**INSTRUCTIONS FOR THE TASK**
Wherever the word "Children" appears in a line, copy that line.

__________

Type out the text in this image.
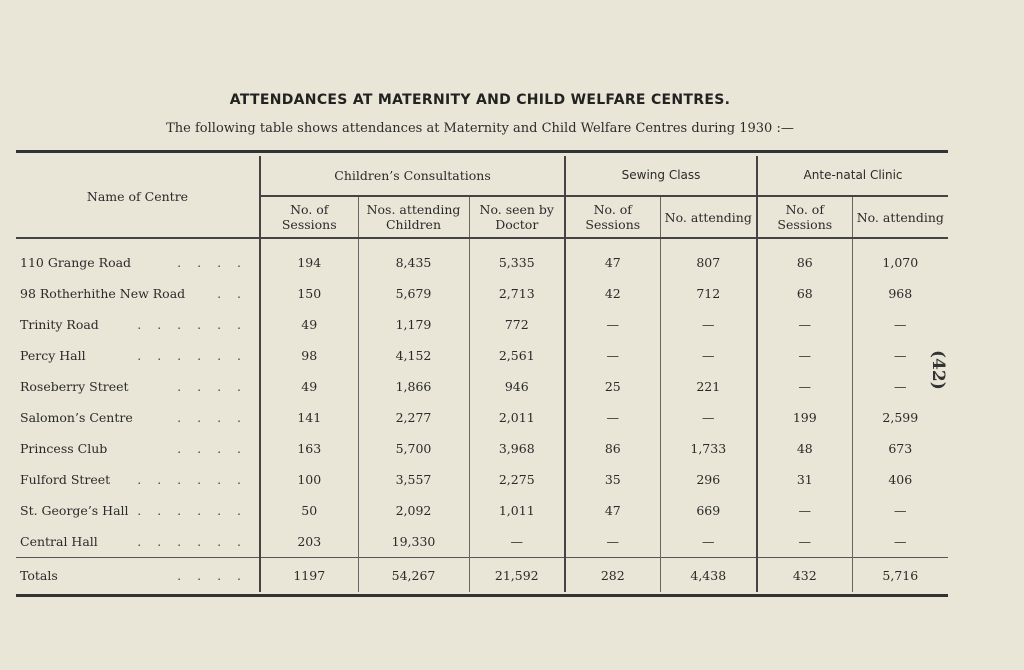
ATTENDANCES AT MATERNITY AND CHILD WELFARE CENTRES.
The following table shows attendances at Maternity and Child Welfare Centres during 1930 :—
(42)
Name of Centre	Children’s Consultations			Sewing Class		Ante-natal Clinic	
	No. of Sessions	Nos. attending Children	No. seen by Doctor	No. of Sessions	No. attending	No. of Sessions	No. attending
110 Grange Road . . . .	194	8,435	5,335	47	807	86	1,070
98 Rotherhithe New Road . .	150	5,679	2,713	42	712	68	968
Trinity Road . . . . . .	49	1,179	772	—	—	—	—
Percy Hall . . . . . .	98	4,152	2,561	—	—	—	—
Roseberry Street . . . .	49	1,866	946	25	221	—	—
Salomon’s Centre . . . .	141	2,277	2,011	—	—	199	2,599
Princess Club . . . .	163	5,700	3,968	86	1,733	48	673
Fulford Street . . . . . .	100	3,557	2,275	35	296	31	406
St. George’s Hall . . . . . .	50	2,092	1,011	47	669	—	—
Central Hall . . . . . .	203	19,330	—	—	—	—	—
Totals . . . .	1197	54,267	21,592	282	4,438	432	5,716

__________

**EXERCISE ANSWER**
Name of Centre	Children’s Consultations			Sewing Class		Ante-natal Clinic	
	No. of Sessions	Nos. attending Children	No. seen by Doctor	No. of Sessions	No. attending	No. of Sessions	No. attending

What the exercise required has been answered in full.